>> Begin DATA EXCERPTS
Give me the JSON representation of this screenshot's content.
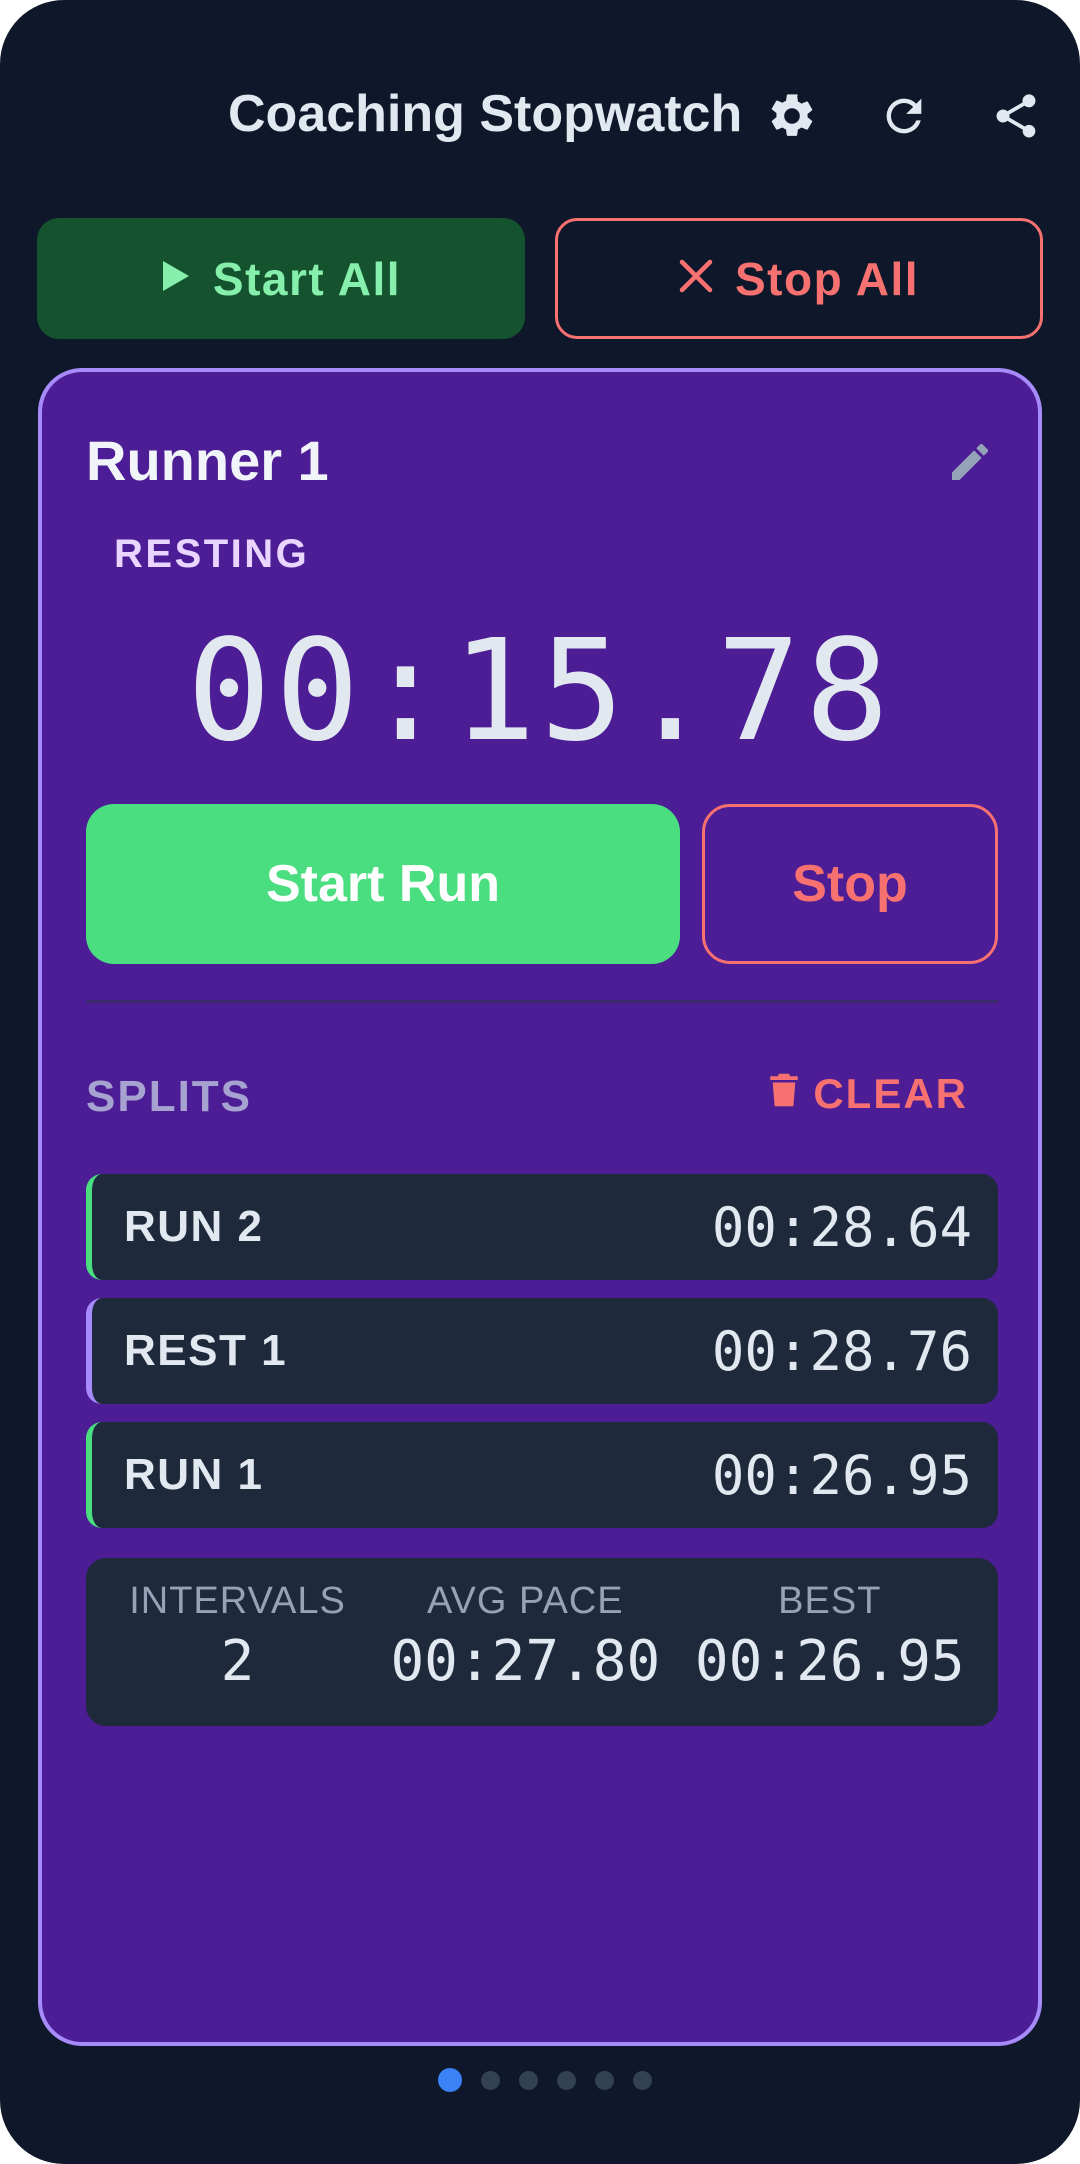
{
  "header": {
    "title": "Coaching Stopwatch",
    "icons": [
      "gear-icon",
      "refresh-icon",
      "share-icon"
    ]
  },
  "top_actions": {
    "start_all": "Start All",
    "stop_all": "Stop All"
  },
  "runner": {
    "name": "Runner 1",
    "status": "RESTING",
    "timer": "00:15.78",
    "start_run": "Start Run",
    "stop": "Stop"
  },
  "splits": {
    "title": "SPLITS",
    "clear_label": "CLEAR",
    "items": [
      {
        "label": "RUN 2",
        "time": "00:28.64",
        "kind": "run"
      },
      {
        "label": "REST 1",
        "time": "00:28.76",
        "kind": "rest"
      },
      {
        "label": "RUN 1",
        "time": "00:26.95",
        "kind": "run"
      }
    ]
  },
  "stats": {
    "intervals_label": "INTERVALS",
    "intervals_value": "2",
    "avg_pace_label": "AVG PACE",
    "avg_pace_value": "00:27.80",
    "best_label": "BEST",
    "best_value": "00:26.95"
  },
  "pager": {
    "count": 6,
    "active_index": 0
  },
  "colors": {
    "background": "#0f172a",
    "card": "#4c1d95",
    "card_border": "#a78bfa",
    "start": "#4ade80",
    "start_all_bg": "#14532d",
    "stop": "#f87171",
    "run_accent": "#4ade80",
    "rest_accent": "#a78bfa",
    "page_dot_active": "#3b82f6"
  }
}
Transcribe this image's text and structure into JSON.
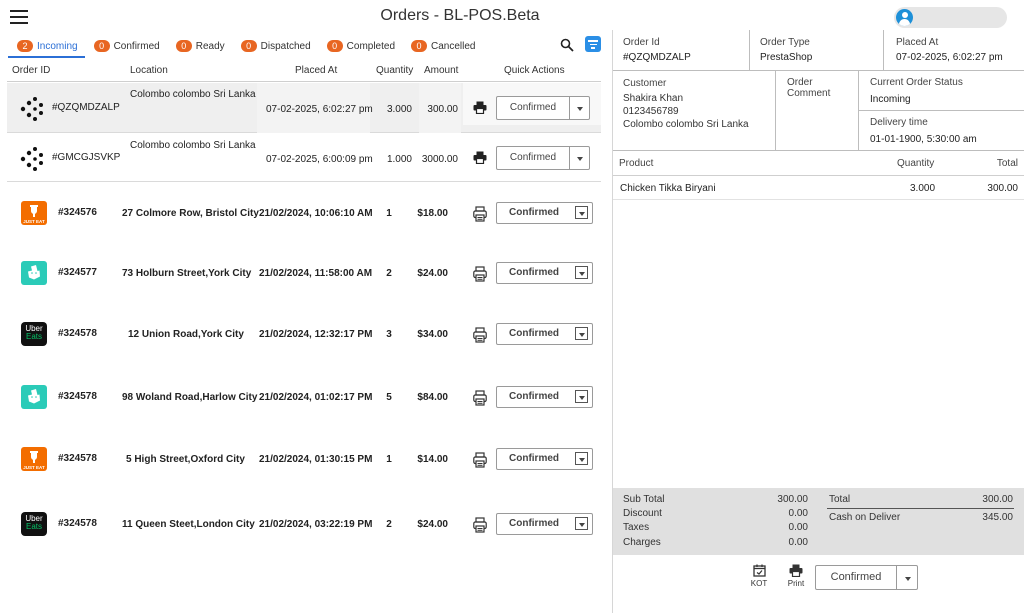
{
  "header": {
    "title": "Orders - BL-POS.Beta"
  },
  "tabs": [
    {
      "count": "2",
      "label": "Incoming"
    },
    {
      "count": "0",
      "label": "Confirmed"
    },
    {
      "count": "0",
      "label": "Ready"
    },
    {
      "count": "0",
      "label": "Dispatched"
    },
    {
      "count": "0",
      "label": "Completed"
    },
    {
      "count": "0",
      "label": "Cancelled"
    }
  ],
  "columns": {
    "order_id": "Order ID",
    "location": "Location",
    "placed_at": "Placed At",
    "quantity": "Quantity",
    "amount": "Amount",
    "quick_actions": "Quick Actions"
  },
  "orders": [
    {
      "source": "prestashop",
      "id": "#QZQMDZALP",
      "location": "Colombo colombo Sri Lanka",
      "placed_at": "07-02-2025, 6:02:27 pm",
      "quantity": "3.000",
      "amount": "300.00",
      "status": "Confirmed"
    },
    {
      "source": "prestashop",
      "id": "#GMCGJSVKP",
      "location": "Colombo colombo Sri Lanka",
      "placed_at": "07-02-2025, 6:00:09 pm",
      "quantity": "1.000",
      "amount": "3000.00",
      "status": "Confirmed"
    },
    {
      "source": "justeat",
      "logo_text": "JUST EAT",
      "id": "#324576",
      "location": "27 Colmore Row, Bristol City",
      "placed_at": "21/02/2024, 10:06:10 AM",
      "quantity": "1",
      "amount": "$18.00",
      "status": "Confirmed"
    },
    {
      "source": "deliveroo",
      "id": "#324577",
      "location": "73 Holburn Street,York City",
      "placed_at": "21/02/2024, 11:58:00 AM",
      "quantity": "2",
      "amount": "$24.00",
      "status": "Confirmed"
    },
    {
      "source": "ubereats",
      "logo_text": "Uber Eats",
      "id": "#324578",
      "location": "12 Union Road,York City",
      "placed_at": "21/02/2024, 12:32:17 PM",
      "quantity": "3",
      "amount": "$34.00",
      "status": "Confirmed"
    },
    {
      "source": "deliveroo",
      "id": "#324578",
      "location": "98 Woland Road,Harlow City",
      "placed_at": "21/02/2024, 01:02:17 PM",
      "quantity": "5",
      "amount": "$84.00",
      "status": "Confirmed"
    },
    {
      "source": "justeat",
      "logo_text": "JUST EAT",
      "id": "#324578",
      "location": "5 High Street,Oxford City",
      "placed_at": "21/02/2024, 01:30:15 PM",
      "quantity": "1",
      "amount": "$14.00",
      "status": "Confirmed"
    },
    {
      "source": "ubereats",
      "logo_text": "Uber Eats",
      "id": "#324578",
      "location": "11 Queen Steet,London City",
      "placed_at": "21/02/2024, 03:22:19 PM",
      "quantity": "2",
      "amount": "$24.00",
      "status": "Confirmed"
    }
  ],
  "detail": {
    "order_id_label": "Order Id",
    "order_id": "#QZQMDZALP",
    "order_type_label": "Order Type",
    "order_type": "PrestaShop",
    "placed_at_label": "Placed At",
    "placed_at": "07-02-2025, 6:02:27 pm",
    "customer_label": "Customer",
    "customer_name": "Shakira Khan",
    "customer_phone": "0123456789",
    "customer_address": "Colombo colombo Sri Lanka",
    "comment_label": "Order Comment",
    "current_status_label": "Current Order Status",
    "current_status": "Incoming",
    "delivery_time_label": "Delivery time",
    "delivery_time": "01-01-1900, 5:30:00 am",
    "product_label": "Product",
    "quantity_label": "Quantity",
    "total_label": "Total",
    "products": [
      {
        "name": "Chicken Tikka Biryani",
        "quantity": "3.000",
        "total": "300.00"
      }
    ],
    "totals": {
      "sub_total_label": "Sub Total",
      "sub_total": "300.00",
      "discount_label": "Discount",
      "discount": "0.00",
      "taxes_label": "Taxes",
      "taxes": "0.00",
      "charges_label": "Charges",
      "charges": "0.00",
      "total_label": "Total",
      "total": "300.00",
      "payment_label": "Cash on Deliver",
      "payment": "345.00"
    },
    "kot_label": "KOT",
    "print_label": "Print",
    "status": "Confirmed"
  },
  "colors": {
    "accent": "#2b6fd6",
    "badge": "#e86622",
    "justeat": "#f36d00",
    "deliveroo": "#2bcbb8",
    "ubereats": "#06c167"
  }
}
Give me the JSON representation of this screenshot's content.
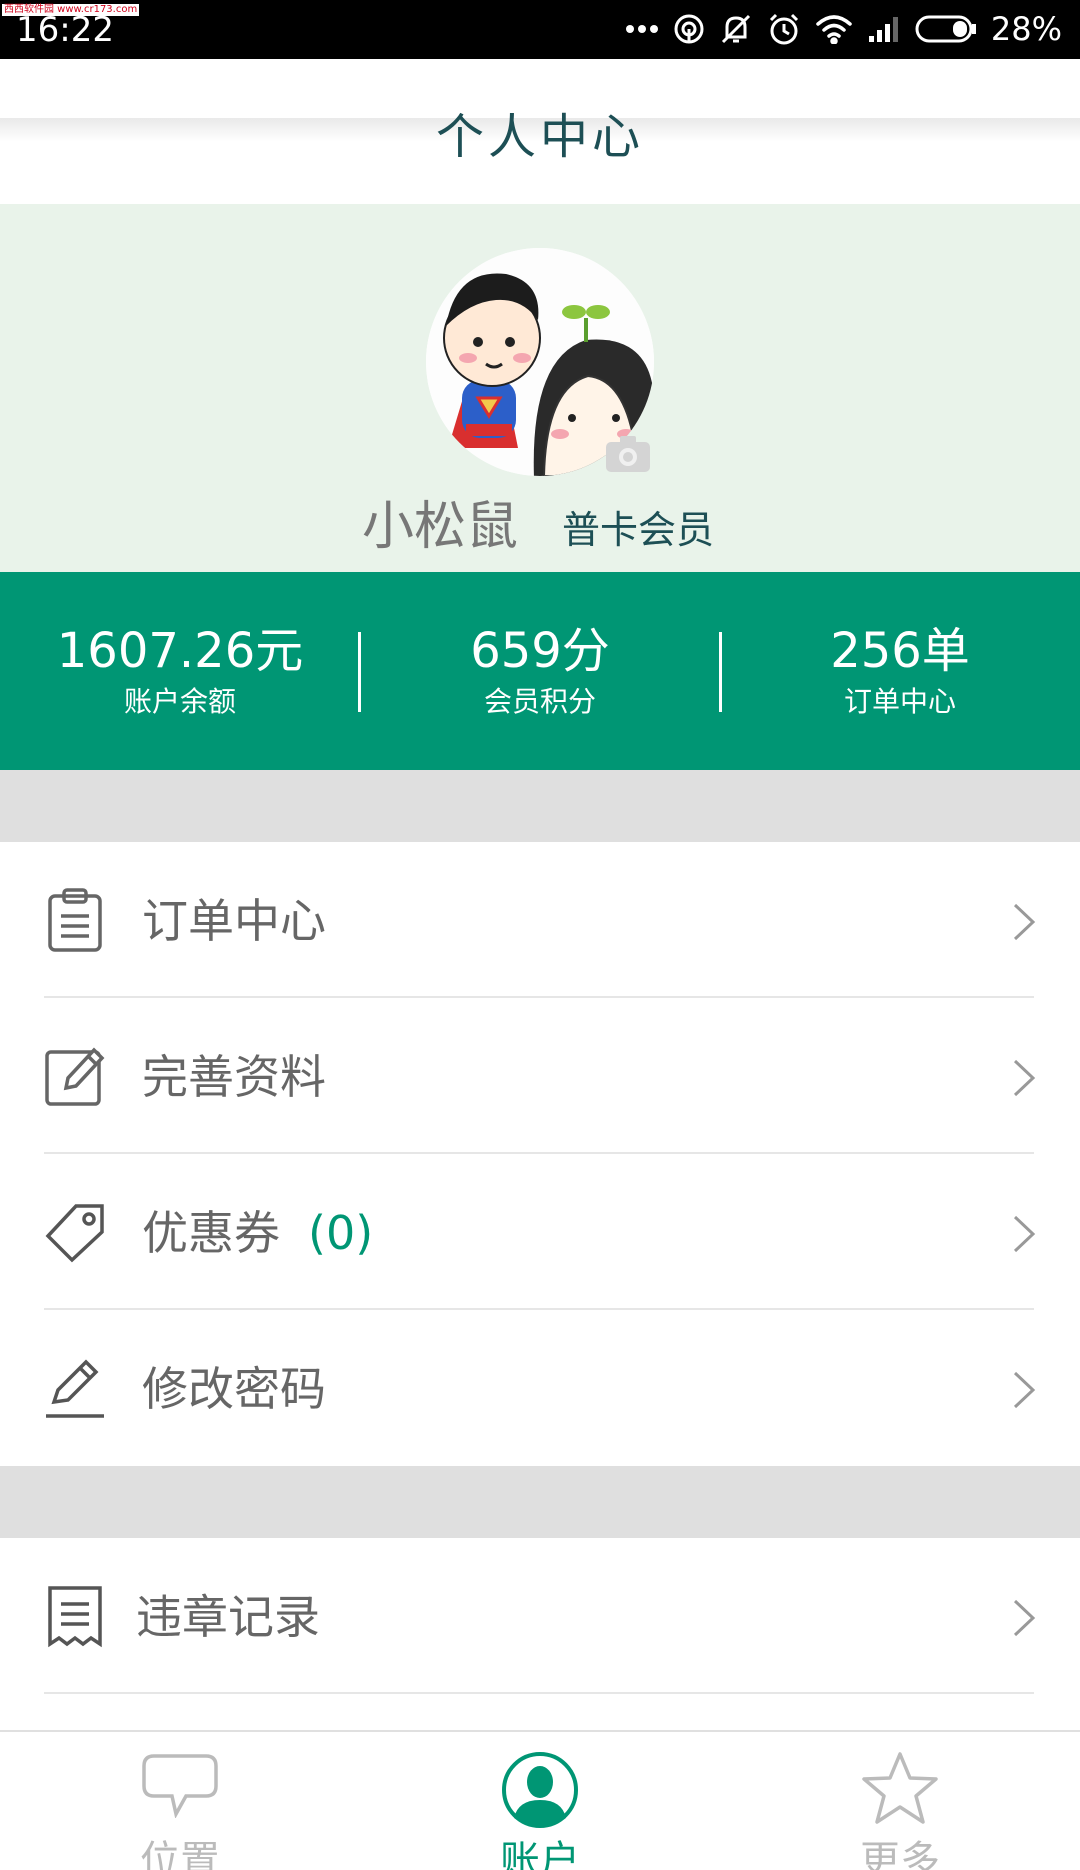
{
  "watermark": "西西软件园 www.cr173.com",
  "status_bar": {
    "time": "16:22",
    "battery_percent": "28%",
    "icons": [
      "more-dots-icon",
      "hotspot-icon",
      "mute-notification-icon",
      "alarm-icon",
      "wifi-icon",
      "signal-icon",
      "battery-icon"
    ]
  },
  "header": {
    "title": "个人中心"
  },
  "profile": {
    "name": "小松鼠",
    "member_level": "普卡会员",
    "avatar_icon": "cartoon-avatar",
    "camera_icon": "camera-icon"
  },
  "stats": [
    {
      "value": "1607.26元",
      "label": "账户余额"
    },
    {
      "value": "659分",
      "label": "会员积分"
    },
    {
      "value": "256单",
      "label": "订单中心"
    }
  ],
  "menu_group_1": [
    {
      "label": "订单中心",
      "icon": "clipboard-icon"
    },
    {
      "label": "完善资料",
      "icon": "edit-profile-icon"
    },
    {
      "label": "优惠券",
      "count": "(0)",
      "icon": "coupon-tag-icon"
    },
    {
      "label": "修改密码",
      "icon": "pencil-icon"
    }
  ],
  "menu_group_2": [
    {
      "label": "违章记录",
      "icon": "receipt-icon"
    }
  ],
  "bottom_nav": [
    {
      "label": "位置",
      "icon": "chat-bubble-icon",
      "active": false
    },
    {
      "label": "账户",
      "icon": "account-person-icon",
      "active": true
    },
    {
      "label": "更多",
      "icon": "star-icon",
      "active": false
    }
  ],
  "colors": {
    "accent": "#009674",
    "title_text": "#1d4f55",
    "profile_bg": "#e9f3ea",
    "separator_bg": "#dfdfdf"
  }
}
>> End DATA EXCERPTS
Give the entries again without a single change, but with no pictures.

Give me the JSON representation of this screenshot's content.
{
  "header": {
    "title": "Coaching Stopwatch",
    "icons": [
      "gear-icon",
      "refresh-icon",
      "share-icon"
    ]
  },
  "top_actions": {
    "start_all": "Start All",
    "stop_all": "Stop All"
  },
  "runner": {
    "name": "Runner 1",
    "status": "RESTING",
    "timer": "00:15.78",
    "start_run": "Start Run",
    "stop": "Stop"
  },
  "splits": {
    "title": "SPLITS",
    "clear_label": "CLEAR",
    "items": [
      {
        "label": "RUN 2",
        "time": "00:28.64",
        "kind": "run"
      },
      {
        "label": "REST 1",
        "time": "00:28.76",
        "kind": "rest"
      },
      {
        "label": "RUN 1",
        "time": "00:26.95",
        "kind": "run"
      }
    ]
  },
  "stats": {
    "intervals_label": "INTERVALS",
    "intervals_value": "2",
    "avg_pace_label": "AVG PACE",
    "avg_pace_value": "00:27.80",
    "best_label": "BEST",
    "best_value": "00:26.95"
  },
  "pager": {
    "count": 6,
    "active_index": 0
  },
  "colors": {
    "background": "#0f172a",
    "card": "#4c1d95",
    "card_border": "#a78bfa",
    "start": "#4ade80",
    "start_all_bg": "#14532d",
    "stop": "#f87171",
    "run_accent": "#4ade80",
    "rest_accent": "#a78bfa",
    "page_dot_active": "#3b82f6"
  }
}
Transcribe this image's text and structure into JSON.
{
  "header": {
    "title": "Orders - BL-POS.Beta"
  },
  "tabs": [
    {
      "count": "2",
      "label": "Incoming"
    },
    {
      "count": "0",
      "label": "Confirmed"
    },
    {
      "count": "0",
      "label": "Ready"
    },
    {
      "count": "0",
      "label": "Dispatched"
    },
    {
      "count": "0",
      "label": "Completed"
    },
    {
      "count": "0",
      "label": "Cancelled"
    }
  ],
  "columns": {
    "order_id": "Order ID",
    "location": "Location",
    "placed_at": "Placed At",
    "quantity": "Quantity",
    "amount": "Amount",
    "quick_actions": "Quick Actions"
  },
  "orders": [
    {
      "source": "prestashop",
      "id": "#QZQMDZALP",
      "location": "Colombo colombo Sri Lanka",
      "placed_at": "07-02-2025, 6:02:27 pm",
      "quantity": "3.000",
      "amount": "300.00",
      "status": "Confirmed"
    },
    {
      "source": "prestashop",
      "id": "#GMCGJSVKP",
      "location": "Colombo colombo Sri Lanka",
      "placed_at": "07-02-2025, 6:00:09 pm",
      "quantity": "1.000",
      "amount": "3000.00",
      "status": "Confirmed"
    },
    {
      "source": "justeat",
      "logo_text": "JUST EAT",
      "id": "#324576",
      "location": "27 Colmore Row, Bristol City",
      "placed_at": "21/02/2024, 10:06:10 AM",
      "quantity": "1",
      "amount": "$18.00",
      "status": "Confirmed"
    },
    {
      "source": "deliveroo",
      "id": "#324577",
      "location": "73 Holburn Street,York City",
      "placed_at": "21/02/2024, 11:58:00 AM",
      "quantity": "2",
      "amount": "$24.00",
      "status": "Confirmed"
    },
    {
      "source": "ubereats",
      "logo_text": "Uber Eats",
      "id": "#324578",
      "location": "12 Union Road,York City",
      "placed_at": "21/02/2024, 12:32:17 PM",
      "quantity": "3",
      "amount": "$34.00",
      "status": "Confirmed"
    },
    {
      "source": "deliveroo",
      "id": "#324578",
      "location": "98 Woland Road,Harlow City",
      "placed_at": "21/02/2024, 01:02:17 PM",
      "quantity": "5",
      "amount": "$84.00",
      "status": "Confirmed"
    },
    {
      "source": "justeat",
      "logo_text": "JUST EAT",
      "id": "#324578",
      "location": "5 High Street,Oxford City",
      "placed_at": "21/02/2024, 01:30:15 PM",
      "quantity": "1",
      "amount": "$14.00",
      "status": "Confirmed"
    },
    {
      "source": "ubereats",
      "logo_text": "Uber Eats",
      "id": "#324578",
      "location": "11 Queen Steet,London City",
      "placed_at": "21/02/2024, 03:22:19 PM",
      "quantity": "2",
      "amount": "$24.00",
      "status": "Confirmed"
    }
  ],
  "detail": {
    "order_id_label": "Order Id",
    "order_id": "#QZQMDZALP",
    "order_type_label": "Order Type",
    "order_type": "PrestaShop",
    "placed_at_label": "Placed At",
    "placed_at": "07-02-2025, 6:02:27 pm",
    "customer_label": "Customer",
    "customer_name": "Shakira Khan",
    "customer_phone": "0123456789",
    "customer_address": "Colombo colombo Sri Lanka",
    "comment_label": "Order Comment",
    "current_status_label": "Current Order Status",
    "current_status": "Incoming",
    "delivery_time_label": "Delivery time",
    "delivery_time": "01-01-1900, 5:30:00 am",
    "product_label": "Product",
    "quantity_label": "Quantity",
    "total_label": "Total",
    "products": [
      {
        "name": "Chicken Tikka Biryani",
        "quantity": "3.000",
        "total": "300.00"
      }
    ],
    "totals": {
      "sub_total_label": "Sub Total",
      "sub_total": "300.00",
      "discount_label": "Discount",
      "discount": "0.00",
      "taxes_label": "Taxes",
      "taxes": "0.00",
      "charges_label": "Charges",
      "charges": "0.00",
      "total_label": "Total",
      "total": "300.00",
      "payment_label": "Cash on Deliver",
      "payment": "345.00"
    },
    "kot_label": "KOT",
    "print_label": "Print",
    "status": "Confirmed"
  },
  "colors": {
    "accent": "#2b6fd6",
    "badge": "#e86622",
    "justeat": "#f36d00",
    "deliveroo": "#2bcbb8",
    "ubereats": "#06c167"
  }
}
Give me the JSON representation of this screenshot's content.
{
  "watermark": "西西软件园 www.cr173.com",
  "status_bar": {
    "time": "16:22",
    "battery_percent": "28%",
    "icons": [
      "more-dots-icon",
      "hotspot-icon",
      "mute-notification-icon",
      "alarm-icon",
      "wifi-icon",
      "signal-icon",
      "battery-icon"
    ]
  },
  "header": {
    "title": "个人中心"
  },
  "profile": {
    "name": "小松鼠",
    "member_level": "普卡会员",
    "avatar_icon": "cartoon-avatar",
    "camera_icon": "camera-icon"
  },
  "stats": [
    {
      "value": "1607.26元",
      "label": "账户余额"
    },
    {
      "value": "659分",
      "label": "会员积分"
    },
    {
      "value": "256单",
      "label": "订单中心"
    }
  ],
  "menu_group_1": [
    {
      "label": "订单中心",
      "icon": "clipboard-icon"
    },
    {
      "label": "完善资料",
      "icon": "edit-profile-icon"
    },
    {
      "label": "优惠券",
      "count": "(0)",
      "icon": "coupon-tag-icon"
    },
    {
      "label": "修改密码",
      "icon": "pencil-icon"
    }
  ],
  "menu_group_2": [
    {
      "label": "违章记录",
      "icon": "receipt-icon"
    }
  ],
  "bottom_nav": [
    {
      "label": "位置",
      "icon": "chat-bubble-icon",
      "active": false
    },
    {
      "label": "账户",
      "icon": "account-person-icon",
      "active": true
    },
    {
      "label": "更多",
      "icon": "star-icon",
      "active": false
    }
  ],
  "colors": {
    "accent": "#009674",
    "title_text": "#1d4f55",
    "profile_bg": "#e9f3ea",
    "separator_bg": "#dfdfdf"
  }
}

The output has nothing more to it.